- _DATASET EXTRACT_:

##########

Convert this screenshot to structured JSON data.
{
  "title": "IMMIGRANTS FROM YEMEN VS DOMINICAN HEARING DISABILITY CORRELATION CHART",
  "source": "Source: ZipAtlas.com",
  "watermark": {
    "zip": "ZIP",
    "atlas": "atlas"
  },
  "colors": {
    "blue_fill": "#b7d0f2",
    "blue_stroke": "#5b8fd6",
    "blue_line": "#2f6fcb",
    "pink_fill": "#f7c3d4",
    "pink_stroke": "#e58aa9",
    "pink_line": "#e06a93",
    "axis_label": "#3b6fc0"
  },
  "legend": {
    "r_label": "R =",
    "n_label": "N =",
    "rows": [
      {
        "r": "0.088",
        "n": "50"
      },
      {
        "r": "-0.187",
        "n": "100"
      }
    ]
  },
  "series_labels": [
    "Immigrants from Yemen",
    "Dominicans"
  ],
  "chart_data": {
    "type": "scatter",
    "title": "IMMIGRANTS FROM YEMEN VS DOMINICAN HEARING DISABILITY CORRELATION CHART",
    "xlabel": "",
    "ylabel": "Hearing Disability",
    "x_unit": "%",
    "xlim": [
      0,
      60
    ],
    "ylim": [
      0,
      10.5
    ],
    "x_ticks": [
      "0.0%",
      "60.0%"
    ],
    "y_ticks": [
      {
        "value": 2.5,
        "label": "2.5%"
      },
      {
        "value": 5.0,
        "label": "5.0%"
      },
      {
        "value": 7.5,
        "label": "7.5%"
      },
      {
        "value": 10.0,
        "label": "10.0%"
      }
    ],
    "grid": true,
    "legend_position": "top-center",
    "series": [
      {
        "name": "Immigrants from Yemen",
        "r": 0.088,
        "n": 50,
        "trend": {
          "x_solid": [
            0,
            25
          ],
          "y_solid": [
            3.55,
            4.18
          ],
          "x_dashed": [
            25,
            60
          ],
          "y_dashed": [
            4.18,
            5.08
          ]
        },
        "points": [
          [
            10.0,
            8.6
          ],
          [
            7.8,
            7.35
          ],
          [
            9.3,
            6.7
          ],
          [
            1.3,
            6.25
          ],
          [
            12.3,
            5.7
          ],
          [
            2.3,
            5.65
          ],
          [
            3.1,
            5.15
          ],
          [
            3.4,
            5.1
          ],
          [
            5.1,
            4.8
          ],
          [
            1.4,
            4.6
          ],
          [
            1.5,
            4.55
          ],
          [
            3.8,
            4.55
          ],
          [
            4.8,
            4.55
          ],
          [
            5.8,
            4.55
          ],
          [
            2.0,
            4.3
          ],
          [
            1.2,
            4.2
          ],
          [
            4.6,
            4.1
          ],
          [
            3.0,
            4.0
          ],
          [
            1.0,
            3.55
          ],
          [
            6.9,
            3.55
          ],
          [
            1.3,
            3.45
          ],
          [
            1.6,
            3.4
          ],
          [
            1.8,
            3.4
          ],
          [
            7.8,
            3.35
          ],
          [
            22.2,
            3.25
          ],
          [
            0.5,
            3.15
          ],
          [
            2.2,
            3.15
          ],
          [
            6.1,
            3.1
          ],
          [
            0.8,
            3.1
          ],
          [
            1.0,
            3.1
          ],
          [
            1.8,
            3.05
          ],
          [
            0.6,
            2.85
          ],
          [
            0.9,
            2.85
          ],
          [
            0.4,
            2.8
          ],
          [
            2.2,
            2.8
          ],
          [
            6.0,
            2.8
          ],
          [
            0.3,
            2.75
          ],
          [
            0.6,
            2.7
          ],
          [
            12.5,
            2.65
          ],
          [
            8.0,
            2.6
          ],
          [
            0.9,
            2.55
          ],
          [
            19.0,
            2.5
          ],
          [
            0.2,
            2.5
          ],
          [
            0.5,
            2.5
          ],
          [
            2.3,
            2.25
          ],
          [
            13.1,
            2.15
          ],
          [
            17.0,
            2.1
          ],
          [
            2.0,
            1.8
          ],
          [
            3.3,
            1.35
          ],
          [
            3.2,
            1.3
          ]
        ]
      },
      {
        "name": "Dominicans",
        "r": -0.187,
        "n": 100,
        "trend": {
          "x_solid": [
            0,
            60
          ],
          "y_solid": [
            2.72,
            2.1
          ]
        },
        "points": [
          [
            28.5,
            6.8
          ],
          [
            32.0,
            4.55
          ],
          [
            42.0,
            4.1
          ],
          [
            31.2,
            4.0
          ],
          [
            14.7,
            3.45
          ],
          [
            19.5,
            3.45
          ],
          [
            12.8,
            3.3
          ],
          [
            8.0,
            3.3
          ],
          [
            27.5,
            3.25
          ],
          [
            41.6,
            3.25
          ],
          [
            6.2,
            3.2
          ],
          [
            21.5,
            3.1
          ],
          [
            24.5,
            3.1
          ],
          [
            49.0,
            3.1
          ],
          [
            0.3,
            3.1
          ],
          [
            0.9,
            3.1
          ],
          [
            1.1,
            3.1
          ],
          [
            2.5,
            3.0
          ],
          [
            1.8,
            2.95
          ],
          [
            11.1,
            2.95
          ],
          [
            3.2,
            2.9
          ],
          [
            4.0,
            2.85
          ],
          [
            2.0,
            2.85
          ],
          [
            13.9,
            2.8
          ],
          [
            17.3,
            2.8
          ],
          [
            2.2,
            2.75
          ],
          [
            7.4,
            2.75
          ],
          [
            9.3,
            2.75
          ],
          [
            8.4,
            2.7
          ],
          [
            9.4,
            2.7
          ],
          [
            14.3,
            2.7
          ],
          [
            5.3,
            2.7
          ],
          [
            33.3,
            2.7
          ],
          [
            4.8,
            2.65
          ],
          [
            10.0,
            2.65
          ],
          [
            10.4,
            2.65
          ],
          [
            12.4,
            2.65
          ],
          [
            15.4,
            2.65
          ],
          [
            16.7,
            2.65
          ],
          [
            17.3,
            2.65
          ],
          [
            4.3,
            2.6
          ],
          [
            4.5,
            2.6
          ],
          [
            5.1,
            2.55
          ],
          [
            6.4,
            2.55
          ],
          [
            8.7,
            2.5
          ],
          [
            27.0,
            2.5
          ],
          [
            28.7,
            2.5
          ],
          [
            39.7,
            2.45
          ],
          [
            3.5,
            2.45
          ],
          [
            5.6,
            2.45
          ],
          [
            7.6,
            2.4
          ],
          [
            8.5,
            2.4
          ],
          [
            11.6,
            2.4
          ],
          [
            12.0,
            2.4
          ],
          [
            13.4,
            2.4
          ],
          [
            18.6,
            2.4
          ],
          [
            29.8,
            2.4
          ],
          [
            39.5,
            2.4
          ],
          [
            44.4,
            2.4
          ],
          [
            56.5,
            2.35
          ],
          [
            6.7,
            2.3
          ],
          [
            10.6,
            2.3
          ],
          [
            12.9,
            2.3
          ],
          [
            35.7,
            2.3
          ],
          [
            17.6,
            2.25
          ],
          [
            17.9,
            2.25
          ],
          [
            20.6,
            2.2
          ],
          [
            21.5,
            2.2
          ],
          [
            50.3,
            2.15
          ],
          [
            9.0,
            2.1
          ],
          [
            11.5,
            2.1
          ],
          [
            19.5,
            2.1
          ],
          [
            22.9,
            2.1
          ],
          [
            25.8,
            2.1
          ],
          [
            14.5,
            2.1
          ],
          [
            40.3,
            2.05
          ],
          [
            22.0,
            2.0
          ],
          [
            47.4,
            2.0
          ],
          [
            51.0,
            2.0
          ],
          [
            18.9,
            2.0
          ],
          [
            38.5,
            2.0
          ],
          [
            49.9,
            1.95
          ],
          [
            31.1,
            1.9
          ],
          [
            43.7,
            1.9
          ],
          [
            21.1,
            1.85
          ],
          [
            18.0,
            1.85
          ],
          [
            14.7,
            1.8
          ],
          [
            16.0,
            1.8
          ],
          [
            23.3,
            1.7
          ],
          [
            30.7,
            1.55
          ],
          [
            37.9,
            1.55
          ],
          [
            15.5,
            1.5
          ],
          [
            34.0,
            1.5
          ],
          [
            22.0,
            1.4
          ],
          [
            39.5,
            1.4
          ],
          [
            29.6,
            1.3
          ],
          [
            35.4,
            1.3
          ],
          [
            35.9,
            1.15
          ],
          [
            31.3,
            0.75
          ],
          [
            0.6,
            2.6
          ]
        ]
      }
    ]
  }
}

##########

- _WORK REQUIRED_: Find how many lines of the material carry the string "name". Only the number should be in the answer.

- _TASK SOLUTION_: 2